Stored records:
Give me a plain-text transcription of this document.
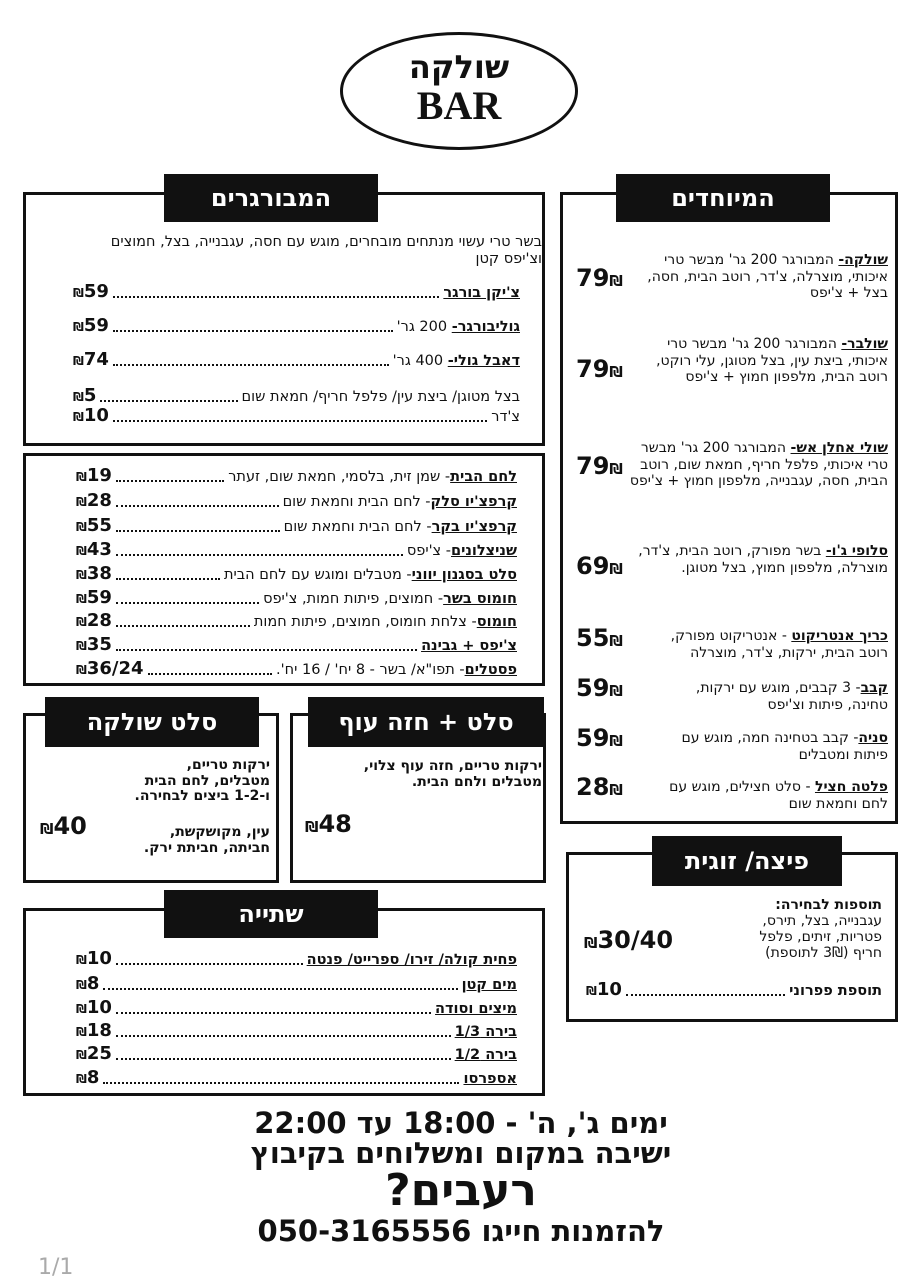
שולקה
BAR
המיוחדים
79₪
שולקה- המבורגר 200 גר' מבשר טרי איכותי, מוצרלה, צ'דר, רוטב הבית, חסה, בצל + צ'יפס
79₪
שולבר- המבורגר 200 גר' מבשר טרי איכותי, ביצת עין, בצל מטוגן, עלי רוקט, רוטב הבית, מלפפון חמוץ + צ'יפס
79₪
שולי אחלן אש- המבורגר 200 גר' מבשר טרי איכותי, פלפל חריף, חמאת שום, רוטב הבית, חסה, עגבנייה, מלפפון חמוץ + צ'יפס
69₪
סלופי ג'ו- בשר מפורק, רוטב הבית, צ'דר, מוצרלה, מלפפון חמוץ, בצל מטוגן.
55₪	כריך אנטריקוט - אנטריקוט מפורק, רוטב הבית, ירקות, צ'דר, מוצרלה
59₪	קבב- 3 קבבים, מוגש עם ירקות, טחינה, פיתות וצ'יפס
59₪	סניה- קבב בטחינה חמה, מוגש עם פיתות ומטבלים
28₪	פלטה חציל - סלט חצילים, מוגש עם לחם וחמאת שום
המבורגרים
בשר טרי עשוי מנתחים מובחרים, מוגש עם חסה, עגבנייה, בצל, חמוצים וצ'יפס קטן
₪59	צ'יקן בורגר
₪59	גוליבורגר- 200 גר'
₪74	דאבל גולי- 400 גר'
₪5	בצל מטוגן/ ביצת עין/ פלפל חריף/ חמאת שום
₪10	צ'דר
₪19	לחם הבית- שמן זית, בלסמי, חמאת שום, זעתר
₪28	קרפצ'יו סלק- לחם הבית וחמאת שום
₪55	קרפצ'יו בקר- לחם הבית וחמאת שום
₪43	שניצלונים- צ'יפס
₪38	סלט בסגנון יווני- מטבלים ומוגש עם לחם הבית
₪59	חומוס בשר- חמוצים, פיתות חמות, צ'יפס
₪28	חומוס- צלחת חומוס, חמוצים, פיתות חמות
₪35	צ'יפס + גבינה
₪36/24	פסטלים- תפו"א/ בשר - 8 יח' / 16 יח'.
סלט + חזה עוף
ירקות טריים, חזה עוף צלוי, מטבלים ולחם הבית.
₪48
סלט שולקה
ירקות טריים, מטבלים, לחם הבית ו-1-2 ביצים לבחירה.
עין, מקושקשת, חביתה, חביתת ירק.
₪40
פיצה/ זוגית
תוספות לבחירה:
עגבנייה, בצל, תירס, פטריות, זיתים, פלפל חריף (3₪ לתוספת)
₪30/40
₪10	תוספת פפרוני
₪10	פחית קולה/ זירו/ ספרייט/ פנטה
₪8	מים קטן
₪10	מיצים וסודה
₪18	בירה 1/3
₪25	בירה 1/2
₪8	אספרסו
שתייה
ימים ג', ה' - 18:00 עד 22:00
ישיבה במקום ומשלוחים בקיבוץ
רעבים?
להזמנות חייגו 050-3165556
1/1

AIM OF THE TASK: Track down every line holding the string "טריים" and copy it.

RESPONSE TO THE TASK:
ירקות טריים, חזה עוף צלוי, מטבלים ולחם הבית.
ירקות טריים, מטבלים, לחם הבית ו-1-2 ביצים לבחירה.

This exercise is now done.